━━ SUPPLIED INFORMATION ━━

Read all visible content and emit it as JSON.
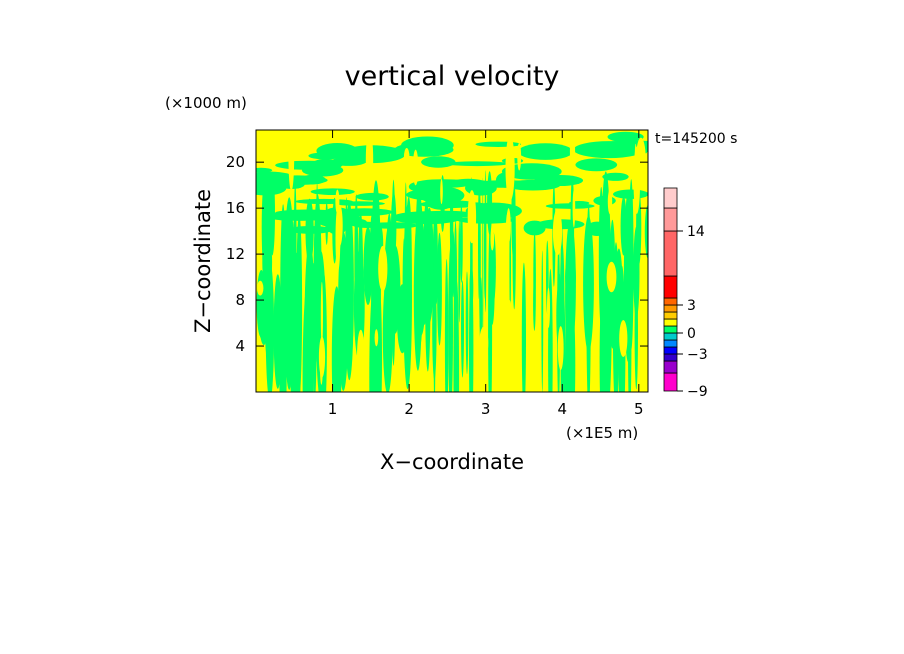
{
  "chart_data": {
    "type": "heatmap",
    "title": "vertical velocity",
    "xlabel": "X−coordinate",
    "ylabel": "Z−coordinate",
    "x_unit": "(×1E5 m)",
    "y_unit": "(×1000 m)",
    "time_label": "t=145200 s",
    "xlim": [
      0,
      5.12
    ],
    "ylim": [
      0,
      22.8
    ],
    "x_ticks": [
      {
        "value": 1,
        "label": "1"
      },
      {
        "value": 2,
        "label": "2"
      },
      {
        "value": 3,
        "label": "3"
      },
      {
        "value": 4,
        "label": "4"
      },
      {
        "value": 5,
        "label": "5"
      }
    ],
    "y_ticks": [
      {
        "value": 4,
        "label": "4"
      },
      {
        "value": 8,
        "label": "8"
      },
      {
        "value": 12,
        "label": "12"
      },
      {
        "value": 16,
        "label": "16"
      },
      {
        "value": 20,
        "label": "20"
      }
    ],
    "field_colors": {
      "background": "#ffff00",
      "contour": "#00ff66"
    },
    "colorbar": {
      "levels": [
        {
          "value": -9,
          "color": "#ff00cc"
        },
        {
          "value": -7,
          "color": "#9900cc"
        },
        {
          "value": -5,
          "color": "#3300cc"
        },
        {
          "value": -3,
          "color": "#0000ff"
        },
        {
          "value": -2,
          "color": "#0088ff"
        },
        {
          "value": -1,
          "color": "#00cccc"
        },
        {
          "value": 0,
          "color": "#00ff66"
        },
        {
          "value": 0.5,
          "color": "#ffff00"
        },
        {
          "value": 1,
          "color": "#ffcc00"
        },
        {
          "value": 2,
          "color": "#ff9900"
        },
        {
          "value": 3,
          "color": "#ff6600"
        },
        {
          "value": 4,
          "color": "#ff0000"
        },
        {
          "value": 8,
          "color": "#ff6666"
        },
        {
          "value": 14,
          "color": "#ff9999"
        },
        {
          "value": 18,
          "color": "#ffcccc"
        }
      ],
      "labels": [
        {
          "value": 14,
          "label": "14"
        },
        {
          "value": 3,
          "label": "3"
        },
        {
          "value": 0,
          "label": "0"
        },
        {
          "value": -3,
          "label": "−3"
        },
        {
          "value": -9,
          "label": "−9"
        }
      ]
    }
  }
}
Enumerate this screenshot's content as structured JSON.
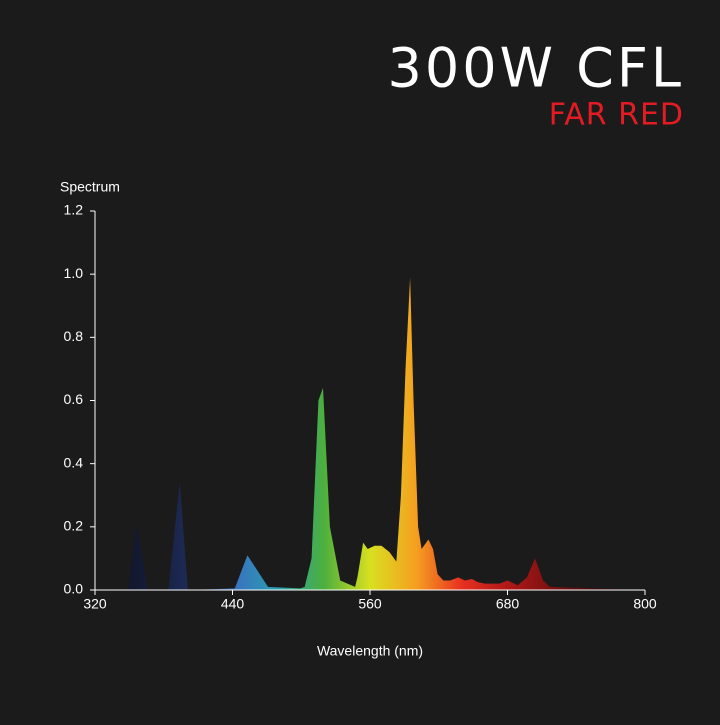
{
  "chart_data": {
    "type": "area",
    "title": "300W CFL",
    "subtitle": "FAR RED",
    "y_label": "Spectrum",
    "x_label": "Wavelength (nm)",
    "xlim": [
      320,
      800
    ],
    "ylim": [
      0,
      1.2
    ],
    "xticks": [
      320,
      440,
      560,
      680,
      800
    ],
    "yticks": [
      {
        "value": 0,
        "label": "0.0"
      },
      0.2,
      0.4,
      0.6,
      0.8,
      {
        "value": 1,
        "label": "1.0"
      },
      1.2
    ],
    "color_stops": [
      "#0c1020",
      "#141a33",
      "#1d2a55",
      "#3a6fc0",
      "#2a9fb0",
      "#4caf3c",
      "#d8e020",
      "#f5a020",
      "#e83020",
      "#b01818",
      "#7a1010",
      "#3a0d0d",
      "#222222"
    ],
    "x": [
      320,
      349,
      356,
      366,
      384,
      394,
      401,
      442,
      453,
      471,
      499,
      503,
      509,
      515,
      519,
      525,
      534,
      547,
      549,
      554,
      558,
      564,
      570,
      577,
      583,
      587,
      591,
      595,
      598,
      602,
      605,
      611,
      615,
      619,
      624,
      630,
      637,
      643,
      649,
      654,
      660,
      673,
      680,
      689,
      697,
      704,
      711,
      717,
      761,
      800
    ],
    "values": [
      0,
      0,
      0.21,
      0,
      0,
      0.34,
      0,
      0.005,
      0.11,
      0.01,
      0.005,
      0.01,
      0.1,
      0.6,
      0.64,
      0.2,
      0.03,
      0.01,
      0.04,
      0.15,
      0.13,
      0.14,
      0.14,
      0.12,
      0.09,
      0.3,
      0.7,
      0.99,
      0.6,
      0.2,
      0.13,
      0.16,
      0.13,
      0.05,
      0.03,
      0.03,
      0.04,
      0.03,
      0.035,
      0.025,
      0.02,
      0.02,
      0.03,
      0.015,
      0.04,
      0.1,
      0.03,
      0.01,
      0.005,
      0
    ]
  }
}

━━━

PROBLEM TO SOLVE: Give the number of lines above that hold the word "JSON", and nothing more.

WRITTEN SOLUTION: 2